▶ [Provided material]:
- - - -
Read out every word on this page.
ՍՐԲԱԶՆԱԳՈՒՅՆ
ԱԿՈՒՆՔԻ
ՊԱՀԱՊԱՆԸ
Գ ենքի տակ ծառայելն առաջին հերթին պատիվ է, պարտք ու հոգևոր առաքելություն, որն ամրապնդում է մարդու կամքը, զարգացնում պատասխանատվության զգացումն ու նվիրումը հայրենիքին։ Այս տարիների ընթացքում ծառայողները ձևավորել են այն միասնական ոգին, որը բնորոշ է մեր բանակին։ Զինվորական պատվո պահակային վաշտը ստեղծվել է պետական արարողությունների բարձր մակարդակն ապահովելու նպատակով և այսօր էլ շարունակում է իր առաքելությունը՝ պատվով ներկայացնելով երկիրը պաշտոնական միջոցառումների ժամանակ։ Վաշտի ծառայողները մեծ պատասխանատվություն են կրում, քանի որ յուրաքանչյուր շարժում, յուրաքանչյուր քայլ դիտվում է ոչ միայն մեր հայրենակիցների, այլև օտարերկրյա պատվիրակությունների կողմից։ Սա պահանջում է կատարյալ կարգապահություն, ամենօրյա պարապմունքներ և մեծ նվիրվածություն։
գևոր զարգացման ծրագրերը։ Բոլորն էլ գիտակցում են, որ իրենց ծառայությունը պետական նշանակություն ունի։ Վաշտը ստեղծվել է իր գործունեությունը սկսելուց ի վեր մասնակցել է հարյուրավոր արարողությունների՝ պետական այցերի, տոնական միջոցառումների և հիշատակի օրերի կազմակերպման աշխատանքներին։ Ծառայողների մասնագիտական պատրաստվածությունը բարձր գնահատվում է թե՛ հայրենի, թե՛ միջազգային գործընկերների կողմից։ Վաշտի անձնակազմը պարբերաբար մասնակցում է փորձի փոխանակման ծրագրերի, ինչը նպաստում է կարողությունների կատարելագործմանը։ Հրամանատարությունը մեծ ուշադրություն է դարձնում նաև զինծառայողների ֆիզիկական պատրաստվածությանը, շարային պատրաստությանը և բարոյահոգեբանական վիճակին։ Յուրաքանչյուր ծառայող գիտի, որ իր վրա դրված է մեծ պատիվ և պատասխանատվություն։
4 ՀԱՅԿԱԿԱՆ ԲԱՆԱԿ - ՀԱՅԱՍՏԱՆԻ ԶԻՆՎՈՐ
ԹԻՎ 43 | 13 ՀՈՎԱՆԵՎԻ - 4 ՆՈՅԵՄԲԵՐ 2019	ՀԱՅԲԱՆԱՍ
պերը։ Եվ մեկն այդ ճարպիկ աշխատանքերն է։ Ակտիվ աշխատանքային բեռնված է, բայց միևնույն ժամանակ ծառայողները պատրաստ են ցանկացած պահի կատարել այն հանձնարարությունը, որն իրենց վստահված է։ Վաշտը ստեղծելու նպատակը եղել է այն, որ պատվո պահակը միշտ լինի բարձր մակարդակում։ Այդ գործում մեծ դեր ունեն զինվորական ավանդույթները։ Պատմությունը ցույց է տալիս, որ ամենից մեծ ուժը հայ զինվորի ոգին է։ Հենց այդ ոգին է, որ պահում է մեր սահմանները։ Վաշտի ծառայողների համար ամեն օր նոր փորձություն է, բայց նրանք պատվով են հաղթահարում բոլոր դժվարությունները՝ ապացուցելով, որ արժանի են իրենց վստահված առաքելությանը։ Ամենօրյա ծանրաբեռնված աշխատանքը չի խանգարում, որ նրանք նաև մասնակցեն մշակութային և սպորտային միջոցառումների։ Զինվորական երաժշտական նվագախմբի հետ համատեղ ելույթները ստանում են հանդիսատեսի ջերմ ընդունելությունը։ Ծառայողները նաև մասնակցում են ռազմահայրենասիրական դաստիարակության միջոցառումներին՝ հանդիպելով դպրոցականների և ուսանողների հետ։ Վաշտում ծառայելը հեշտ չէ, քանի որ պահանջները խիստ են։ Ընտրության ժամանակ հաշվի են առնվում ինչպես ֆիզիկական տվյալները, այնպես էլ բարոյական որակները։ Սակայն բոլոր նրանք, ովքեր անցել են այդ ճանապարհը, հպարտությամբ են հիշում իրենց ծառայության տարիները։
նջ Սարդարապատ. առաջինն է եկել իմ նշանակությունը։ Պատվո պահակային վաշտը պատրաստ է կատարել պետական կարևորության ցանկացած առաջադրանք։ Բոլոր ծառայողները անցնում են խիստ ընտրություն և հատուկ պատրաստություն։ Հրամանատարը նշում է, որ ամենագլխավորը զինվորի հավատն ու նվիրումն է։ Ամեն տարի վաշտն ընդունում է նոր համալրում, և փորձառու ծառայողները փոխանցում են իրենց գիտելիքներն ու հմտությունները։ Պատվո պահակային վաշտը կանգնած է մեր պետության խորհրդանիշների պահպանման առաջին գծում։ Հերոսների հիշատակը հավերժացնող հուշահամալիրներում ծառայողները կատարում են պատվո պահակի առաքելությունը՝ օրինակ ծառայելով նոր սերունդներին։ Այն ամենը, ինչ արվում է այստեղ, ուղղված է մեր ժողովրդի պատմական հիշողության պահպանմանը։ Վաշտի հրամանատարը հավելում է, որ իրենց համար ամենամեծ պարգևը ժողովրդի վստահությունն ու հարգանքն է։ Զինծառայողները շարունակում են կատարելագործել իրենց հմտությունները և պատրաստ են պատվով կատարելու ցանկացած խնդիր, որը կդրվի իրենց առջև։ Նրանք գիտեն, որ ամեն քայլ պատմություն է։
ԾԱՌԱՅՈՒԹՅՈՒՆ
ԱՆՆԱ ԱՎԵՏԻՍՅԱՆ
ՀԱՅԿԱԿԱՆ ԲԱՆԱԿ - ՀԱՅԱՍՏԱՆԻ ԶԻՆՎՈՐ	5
- - - -
Repeat every line of the data, exactly and in full.

▶ [Written response]:
Read out every word on this page.
ՍՐԲԱԶՆԱԳՈՒՅՆ
ԱԿՈՒՆՔԻ
ՊԱՀԱՊԱՆԸ
Գ ենքի տակ ծառայելն առաջին հերթին պատիվ է, պարտք ու հոգևոր առաքելություն, որն ամրապնդում է մարդու կամքը, զարգացնում պատասխանատվության զգացումն ու նվիրումը հայրենիքին։ Այս տարիների ընթացքում ծառայողները ձևավորել են այն միասնական ոգին, որը բնորոշ է մեր բանակին։ Զինվորական պատվո պահակային վաշտը ստեղծվել է պետական արարողությունների բարձր մակարդակն ապահովելու նպատակով և այսօր էլ շարունակում է իր առաքելությունը՝ պատվով ներկայացնելով երկիրը պաշտոնական միջոցառումների ժամանակ։ Վաշտի ծառայողները մեծ պատասխանատվություն են կրում, քանի որ յուրաքանչյուր շարժում, յուրաքանչյուր քայլ դիտվում է ոչ միայն մեր հայրենակիցների, այլև օտարերկրյա պատվիրակությունների կողմից։ Սա պահանջում է կատարյալ կարգապահություն, ամենօրյա պարապմունքներ և մեծ նվիրվածություն։
գևոր զարգացման ծրագրերը։ Բոլորն էլ գիտակցում են, որ իրենց ծառայությունը պետական նշանակություն ունի։ Վաշտը ստեղծվել է իր գործունեությունը սկսելուց ի վեր մասնակցել է հարյուրավոր արարողությունների՝ պետական այցերի, տոնական միջոցառումների և հիշատակի օրերի կազմակերպման աշխատանքներին։ Ծառայողների մասնագիտական պատրաստվածությունը բարձր գնահատվում է թե՛ հայրենի, թե՛ միջազգային գործընկերների կողմից։ Վաշտի անձնակազմը պարբերաբար մասնակցում է փորձի փոխանակման ծրագրերի, ինչը նպաստում է կարողությունների կատարելագործմանը։ Հրամանատարությունը մեծ ուշադրություն է դարձնում նաև զինծառայողների ֆիզիկական պատրաստվածությանը, շարային պատրաստությանը և բարոյահոգեբանական վիճակին։ Յուրաքանչյուր ծառայող գիտի, որ իր վրա դրված է մեծ պատիվ և պատասխանատվություն։
4 ՀԱՅԿԱԿԱՆ ԲԱՆԱԿ - ՀԱՅԱՍՏԱՆԻ ԶԻՆՎՈՐ
ԹԻՎ 43 | 13 ՀՈՎԱՆԵՎԻ - 4 ՆՈՅԵՄԲԵՐ 2019	ՀԱՅԲԱՆԱՍ
պերը։ Եվ մեկն այդ ճարպիկ աշխատանքերն է։ Ակտիվ աշխատանքային բեռնված է, բայց միևնույն ժամանակ ծառայողները պատրաստ են ցանկացած պահի կատարել այն հանձնարարությունը, որն իրենց վստահված է։ Վաշտը ստեղծելու նպատակը եղել է այն, որ պատվո պահակը միշտ լինի բարձր մակարդակում։ Այդ գործում մեծ դեր ունեն զինվորական ավանդույթները։ Պատմությունը ցույց է տալիս, որ ամենից մեծ ուժը հայ զինվորի ոգին է։ Հենց այդ ոգին է, որ պահում է մեր սահմանները։ Վաշտի ծառայողների համար ամեն օր նոր փորձություն է, բայց նրանք պատվով են հաղթահարում բոլոր դժվարությունները՝ ապացուցելով, որ արժանի են իրենց վստահված առաքելությանը։ Ամենօրյա ծանրաբեռնված աշխատանքը չի խանգարում, որ նրանք նաև մասնակցեն մշակութային և սպորտային միջոցառումների։ Զինվորական երաժշտական նվագախմբի հետ համատեղ ելույթները ստանում են հանդիսատեսի ջերմ ընդունելությունը։ Ծառայողները նաև մասնակցում են ռազմահայրենասիրական դաստիարակության միջոցառումներին՝ հանդիպելով դպրոցականների և ուսանողների հետ։ Վաշտում ծառայելը հեշտ չէ, քանի որ պահանջները խիստ են։ Ընտրության ժամանակ հաշվի են առնվում ինչպես ֆիզիկական տվյալները, այնպես էլ բարոյական որակները։ Սակայն բոլոր նրանք, ովքեր անցել են այդ ճանապարհը, հպարտությամբ են հիշում իրենց ծառայության տարիները։
նջ Սարդարապատ. առաջինն է եկել իմ նշանակությունը։ Պատվո պահակային վաշտը պատրաստ է կատարել պետական կարևորության ցանկացած առաջադրանք։ Բոլոր ծառայողները անցնում են խիստ ընտրություն և հատուկ պատրաստություն։ Հրամանատարը նշում է, որ ամենագլխավորը զինվորի հավատն ու նվիրումն է։ Ամեն տարի վաշտն ընդունում է նոր համալրում, և փորձառու ծառայողները փոխանցում են իրենց գիտելիքներն ու հմտությունները։ Պատվո պահակային վաշտը կանգնած է մեր պետության խորհրդանիշների պահպանման առաջին գծում։ Հերոսների հիշատակը հավերժացնող հուշահամալիրներում ծառայողները կատարում են պատվո պահակի առաքելությունը՝ օրինակ ծառայելով նոր սերունդներին։ Այն ամենը, ինչ արվում է այստեղ, ուղղված է մեր ժողովրդի պատմական հիշողության պահպանմանը։ Վաշտի հրամանատարը հավելում է, որ իրենց համար ամենամեծ պարգևը ժողովրդի վստահությունն ու հարգանքն է։ Զինծառայողները շարունակում են կատարելագործել իրենց հմտությունները և պատրաստ են պատվով կատարելու ցանկացած խնդիր, որը կդրվի իրենց առջև։ Նրանք գիտեն, որ ամեն քայլ պատմություն է։
ԾԱՌԱՅՈՒԹՅՈՒՆ
ԱՆՆԱ ԱՎԵՏԻՍՅԱՆ
ՀԱՅԿԱԿԱՆ ԲԱՆԱԿ - ՀԱՅԱՍՏԱՆԻ ԶԻՆՎՈՐ	5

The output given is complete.